Task brief:
Reproduce all the lines exactly as they stand, apart from the pictures.
▶
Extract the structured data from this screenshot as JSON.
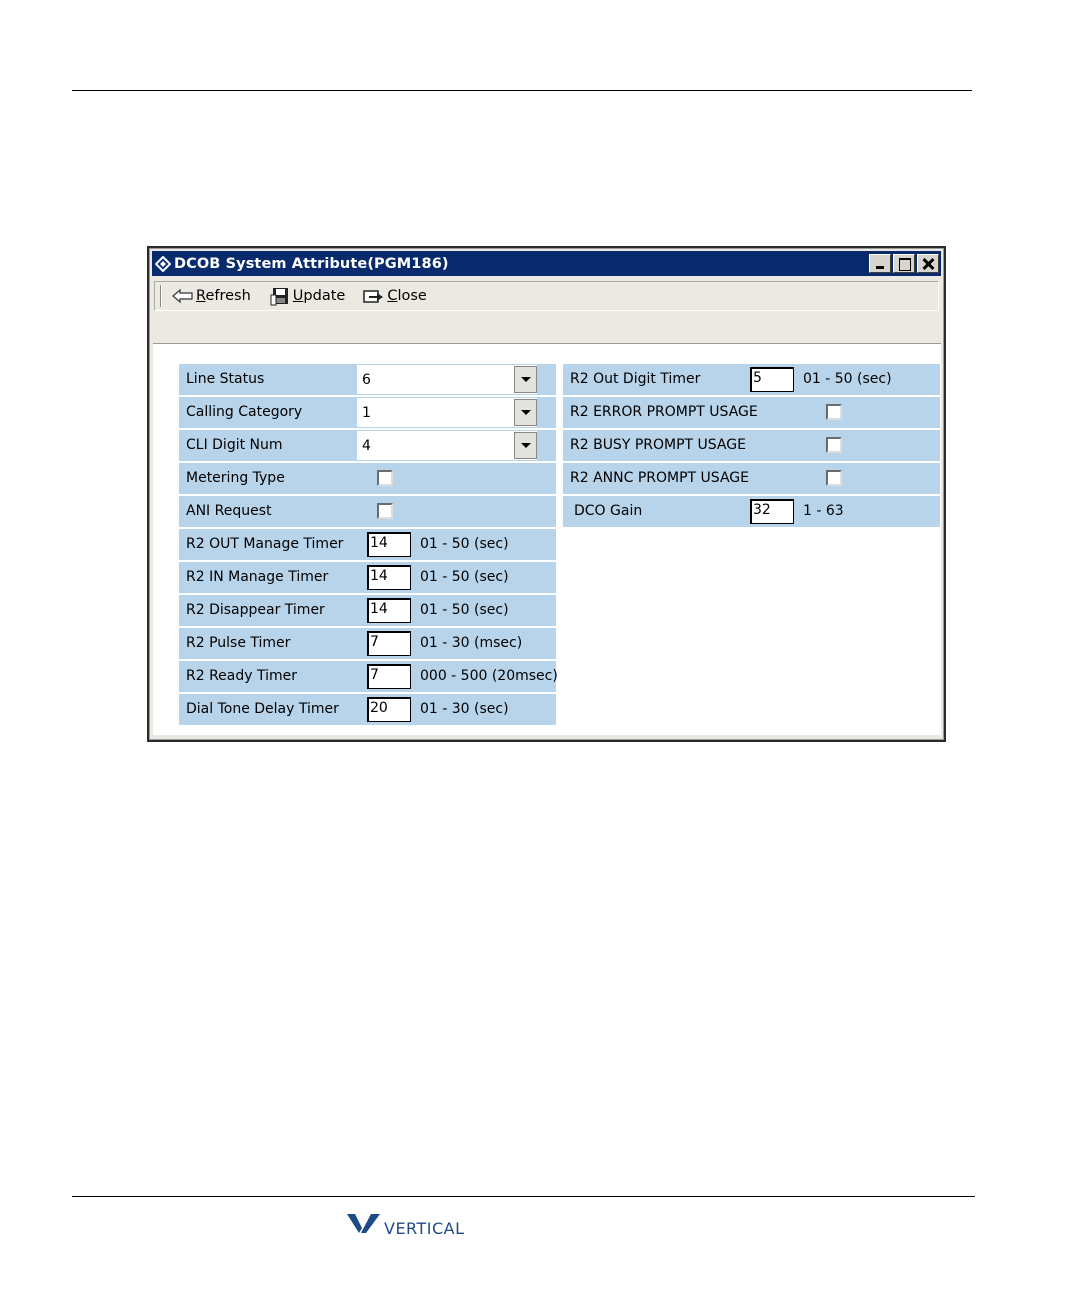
{
  "window": {
    "title": "DCOB System Attribute(PGM186)",
    "toolbar": {
      "refresh_label": "Refresh",
      "update_label": "Update",
      "close_label": "Close"
    }
  },
  "left_fields": {
    "line_status": {
      "label": "Line Status",
      "value": "6"
    },
    "calling_category": {
      "label": "Calling Category",
      "value": "1"
    },
    "cli_digit_num": {
      "label": "CLI Digit Num",
      "value": "4"
    },
    "metering_type": {
      "label": "Metering Type",
      "checked": false
    },
    "ani_request": {
      "label": "ANI Request",
      "checked": false
    },
    "r2_out_manage_timer": {
      "label": "R2 OUT Manage Timer",
      "value": "14",
      "range": "01 - 50 (sec)"
    },
    "r2_in_manage_timer": {
      "label": "R2 IN Manage Timer",
      "value": "14",
      "range": "01 - 50 (sec)"
    },
    "r2_disappear_timer": {
      "label": "R2 Disappear Timer",
      "value": "14",
      "range": "01 - 50 (sec)"
    },
    "r2_pulse_timer": {
      "label": "R2 Pulse Timer",
      "value": "7",
      "range": "01 - 30 (msec)"
    },
    "r2_ready_timer": {
      "label": "R2 Ready Timer",
      "value": "7",
      "range": "000 - 500 (20msec)"
    },
    "dial_tone_delay_timer": {
      "label": "Dial Tone Delay Timer",
      "value": "20",
      "range": "01 - 30 (sec)"
    }
  },
  "right_fields": {
    "r2_out_digit_timer": {
      "label": "R2 Out Digit Timer",
      "value": "5",
      "range": "01 - 50 (sec)"
    },
    "r2_error_prompt_usage": {
      "label": "R2 ERROR PROMPT USAGE",
      "checked": false
    },
    "r2_busy_prompt_usage": {
      "label": "R2 BUSY PROMPT USAGE",
      "checked": false
    },
    "r2_annc_prompt_usage": {
      "label": "R2 ANNC PROMPT USAGE",
      "checked": false
    },
    "dco_gain": {
      "label": "DCO Gain",
      "value": "32",
      "range": "1 - 63"
    }
  },
  "footer": {
    "logo_text": "VERTICAL",
    "brand_color": "#1e4a86"
  },
  "colors": {
    "title_bar": "#0a2a6e",
    "row_background": "#b8d4ea"
  }
}
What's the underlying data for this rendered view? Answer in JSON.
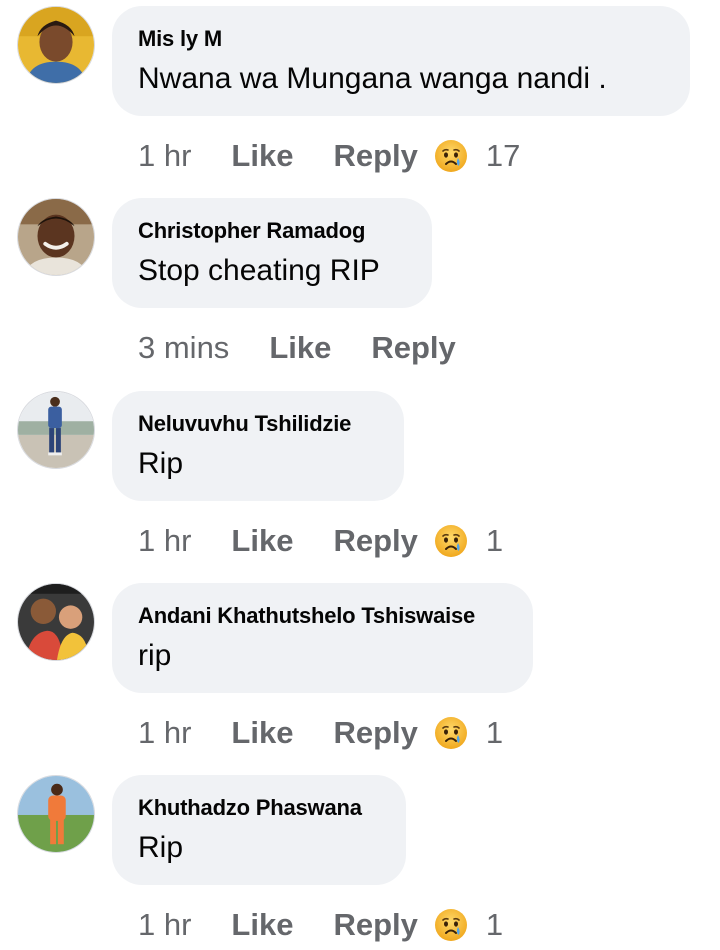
{
  "comments": [
    {
      "author": "Mis ly M",
      "text": "Nwana wa Mungana wanga nandi .",
      "time": "1 hr",
      "like_label": "Like",
      "reply_label": "Reply",
      "reaction_icon": "crying-face-icon",
      "reaction_count": "17"
    },
    {
      "author": "Christopher Ramadog",
      "text": "Stop cheating RIP",
      "time": "3 mins",
      "like_label": "Like",
      "reply_label": "Reply",
      "reaction_icon": null,
      "reaction_count": null
    },
    {
      "author": "Neluvuvhu Tshilidzie",
      "text": "Rip",
      "time": "1 hr",
      "like_label": "Like",
      "reply_label": "Reply",
      "reaction_icon": "crying-face-icon",
      "reaction_count": "1"
    },
    {
      "author": "Andani Khathutshelo Tshiswaise",
      "text": "rip",
      "time": "1 hr",
      "like_label": "Like",
      "reply_label": "Reply",
      "reaction_icon": "crying-face-icon",
      "reaction_count": "1"
    },
    {
      "author": "Khuthadzo Phaswana",
      "text": "Rip",
      "time": "1 hr",
      "like_label": "Like",
      "reply_label": "Reply",
      "reaction_icon": "crying-face-icon",
      "reaction_count": "1"
    }
  ],
  "colors": {
    "bubble_background": "#f0f2f5",
    "secondary_text": "#65676b",
    "primary_text": "#050505",
    "reaction_face": "#f7b125"
  }
}
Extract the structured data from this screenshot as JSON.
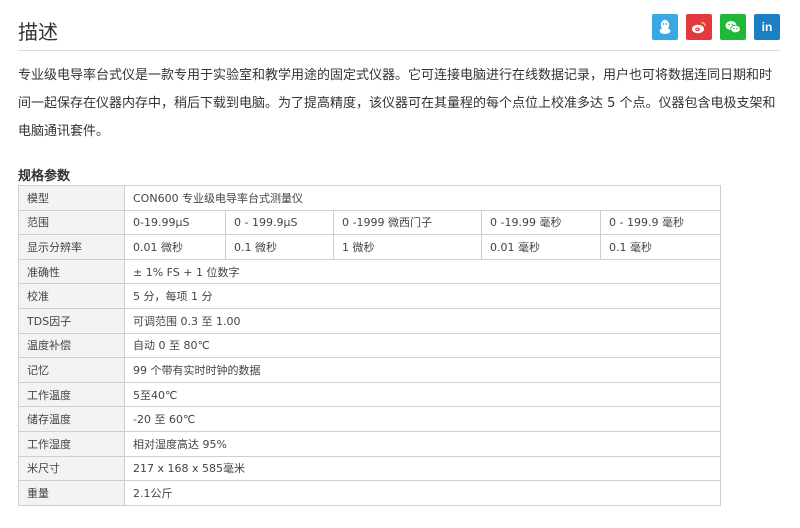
{
  "header": {
    "title": "描述",
    "share": [
      {
        "name": "qq",
        "icon": "qq-penguin-icon",
        "color": "#38a8e6"
      },
      {
        "name": "weibo",
        "icon": "weibo-icon",
        "color": "#e4393c"
      },
      {
        "name": "wechat",
        "icon": "wechat-icon",
        "color": "#20b838"
      },
      {
        "name": "linkedin",
        "icon": "linkedin-icon",
        "label": "in",
        "color": "#1b7fc3"
      }
    ]
  },
  "description": "专业级电导率台式仪是一款专用于实验室和教学用途的固定式仪器。它可连接电脑进行在线数据记录，用户也可将数据连同日期和时间一起保存在仪器内存中，稍后下载到电脑。为了提高精度，该仪器可在其量程的每个点位上校准多达 5 个点。仪器包含电极支架和电脑通讯套件。",
  "spec": {
    "title": "规格参数",
    "rows": [
      {
        "label": "模型",
        "cells": [
          "CON600 专业级电导率台式测量仪"
        ]
      },
      {
        "label": "范围",
        "cells": [
          "0-19.99µS",
          "0 - 199.9µS",
          "0 -1999 微西门子",
          "0 -19.99 毫秒",
          "0 - 199.9 毫秒"
        ]
      },
      {
        "label": "显示分辨率",
        "cells": [
          "0.01 微秒",
          "0.1 微秒",
          "1 微秒",
          "0.01 毫秒",
          "0.1 毫秒"
        ]
      },
      {
        "label": "准确性",
        "cells": [
          "± 1% FS + 1 位数字"
        ]
      },
      {
        "label": "校准",
        "cells": [
          "5 分，每项 1 分"
        ]
      },
      {
        "label": "TDS因子",
        "cells": [
          "可调范围 0.3 至 1.00"
        ]
      },
      {
        "label": "温度补偿",
        "cells": [
          "自动 0 至 80℃"
        ]
      },
      {
        "label": "记忆",
        "cells": [
          "99 个带有实时时钟的数据"
        ]
      },
      {
        "label": "工作温度",
        "cells": [
          "5至40℃"
        ]
      },
      {
        "label": "储存温度",
        "cells": [
          "-20 至 60℃"
        ]
      },
      {
        "label": "工作湿度",
        "cells": [
          "相对湿度高达 95%"
        ]
      },
      {
        "label": "米尺寸",
        "cells": [
          "217 x 168 x 585毫米"
        ]
      },
      {
        "label": "重量",
        "cells": [
          "2.1公斤"
        ]
      }
    ]
  }
}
◀
Final answer:
Extract the structured data from this screenshot as JSON.
{
  "window": {
    "title": "DCOB System Attribute(PGM186)",
    "toolbar": {
      "refresh_label": "Refresh",
      "update_label": "Update",
      "close_label": "Close"
    }
  },
  "left_fields": {
    "line_status": {
      "label": "Line Status",
      "value": "6"
    },
    "calling_category": {
      "label": "Calling Category",
      "value": "1"
    },
    "cli_digit_num": {
      "label": "CLI Digit Num",
      "value": "4"
    },
    "metering_type": {
      "label": "Metering Type",
      "checked": false
    },
    "ani_request": {
      "label": "ANI Request",
      "checked": false
    },
    "r2_out_manage_timer": {
      "label": "R2 OUT Manage Timer",
      "value": "14",
      "range": "01 - 50 (sec)"
    },
    "r2_in_manage_timer": {
      "label": "R2 IN Manage Timer",
      "value": "14",
      "range": "01 - 50 (sec)"
    },
    "r2_disappear_timer": {
      "label": "R2 Disappear Timer",
      "value": "14",
      "range": "01 - 50 (sec)"
    },
    "r2_pulse_timer": {
      "label": "R2 Pulse Timer",
      "value": "7",
      "range": "01 - 30 (msec)"
    },
    "r2_ready_timer": {
      "label": "R2 Ready Timer",
      "value": "7",
      "range": "000 - 500 (20msec)"
    },
    "dial_tone_delay_timer": {
      "label": "Dial Tone Delay Timer",
      "value": "20",
      "range": "01 - 30 (sec)"
    }
  },
  "right_fields": {
    "r2_out_digit_timer": {
      "label": "R2 Out Digit Timer",
      "value": "5",
      "range": "01 - 50 (sec)"
    },
    "r2_error_prompt_usage": {
      "label": "R2 ERROR PROMPT USAGE",
      "checked": false
    },
    "r2_busy_prompt_usage": {
      "label": "R2 BUSY PROMPT USAGE",
      "checked": false
    },
    "r2_annc_prompt_usage": {
      "label": "R2 ANNC PROMPT USAGE",
      "checked": false
    },
    "dco_gain": {
      "label": "DCO Gain",
      "value": "32",
      "range": "1 - 63"
    }
  },
  "footer": {
    "logo_text": "VERTICAL",
    "brand_color": "#1e4a86"
  },
  "colors": {
    "title_bar": "#0a2a6e",
    "row_background": "#b8d4ea"
  }
}
What's the underlying data for this rendered view? Answer in JSON.
{
  "comments": [
    {
      "author": "Mis ly M",
      "text": "Nwana wa Mungana wanga nandi .",
      "time": "1 hr",
      "like_label": "Like",
      "reply_label": "Reply",
      "reaction_icon": "crying-face-icon",
      "reaction_count": "17"
    },
    {
      "author": "Christopher Ramadog",
      "text": "Stop cheating RIP",
      "time": "3 mins",
      "like_label": "Like",
      "reply_label": "Reply",
      "reaction_icon": null,
      "reaction_count": null
    },
    {
      "author": "Neluvuvhu Tshilidzie",
      "text": "Rip",
      "time": "1 hr",
      "like_label": "Like",
      "reply_label": "Reply",
      "reaction_icon": "crying-face-icon",
      "reaction_count": "1"
    },
    {
      "author": "Andani Khathutshelo Tshiswaise",
      "text": "rip",
      "time": "1 hr",
      "like_label": "Like",
      "reply_label": "Reply",
      "reaction_icon": "crying-face-icon",
      "reaction_count": "1"
    },
    {
      "author": "Khuthadzo Phaswana",
      "text": "Rip",
      "time": "1 hr",
      "like_label": "Like",
      "reply_label": "Reply",
      "reaction_icon": "crying-face-icon",
      "reaction_count": "1"
    }
  ],
  "colors": {
    "bubble_background": "#f0f2f5",
    "secondary_text": "#65676b",
    "primary_text": "#050505",
    "reaction_face": "#f7b125"
  }
}
Extract the structured data from this screenshot as JSON.
{
  "header": {
    "title": "描述",
    "share": [
      {
        "name": "qq",
        "icon": "qq-penguin-icon",
        "color": "#38a8e6"
      },
      {
        "name": "weibo",
        "icon": "weibo-icon",
        "color": "#e4393c"
      },
      {
        "name": "wechat",
        "icon": "wechat-icon",
        "color": "#20b838"
      },
      {
        "name": "linkedin",
        "icon": "linkedin-icon",
        "label": "in",
        "color": "#1b7fc3"
      }
    ]
  },
  "description": "专业级电导率台式仪是一款专用于实验室和教学用途的固定式仪器。它可连接电脑进行在线数据记录，用户也可将数据连同日期和时间一起保存在仪器内存中，稍后下载到电脑。为了提高精度，该仪器可在其量程的每个点位上校准多达 5 个点。仪器包含电极支架和电脑通讯套件。",
  "spec": {
    "title": "规格参数",
    "rows": [
      {
        "label": "模型",
        "cells": [
          "CON600 专业级电导率台式测量仪"
        ]
      },
      {
        "label": "范围",
        "cells": [
          "0-19.99µS",
          "0 - 199.9µS",
          "0 -1999 微西门子",
          "0 -19.99 毫秒",
          "0 - 199.9 毫秒"
        ]
      },
      {
        "label": "显示分辨率",
        "cells": [
          "0.01 微秒",
          "0.1 微秒",
          "1 微秒",
          "0.01 毫秒",
          "0.1 毫秒"
        ]
      },
      {
        "label": "准确性",
        "cells": [
          "± 1% FS + 1 位数字"
        ]
      },
      {
        "label": "校准",
        "cells": [
          "5 分，每项 1 分"
        ]
      },
      {
        "label": "TDS因子",
        "cells": [
          "可调范围 0.3 至 1.00"
        ]
      },
      {
        "label": "温度补偿",
        "cells": [
          "自动 0 至 80℃"
        ]
      },
      {
        "label": "记忆",
        "cells": [
          "99 个带有实时时钟的数据"
        ]
      },
      {
        "label": "工作温度",
        "cells": [
          "5至40℃"
        ]
      },
      {
        "label": "储存温度",
        "cells": [
          "-20 至 60℃"
        ]
      },
      {
        "label": "工作湿度",
        "cells": [
          "相对湿度高达 95%"
        ]
      },
      {
        "label": "米尺寸",
        "cells": [
          "217 x 168 x 585毫米"
        ]
      },
      {
        "label": "重量",
        "cells": [
          "2.1公斤"
        ]
      }
    ]
  }
}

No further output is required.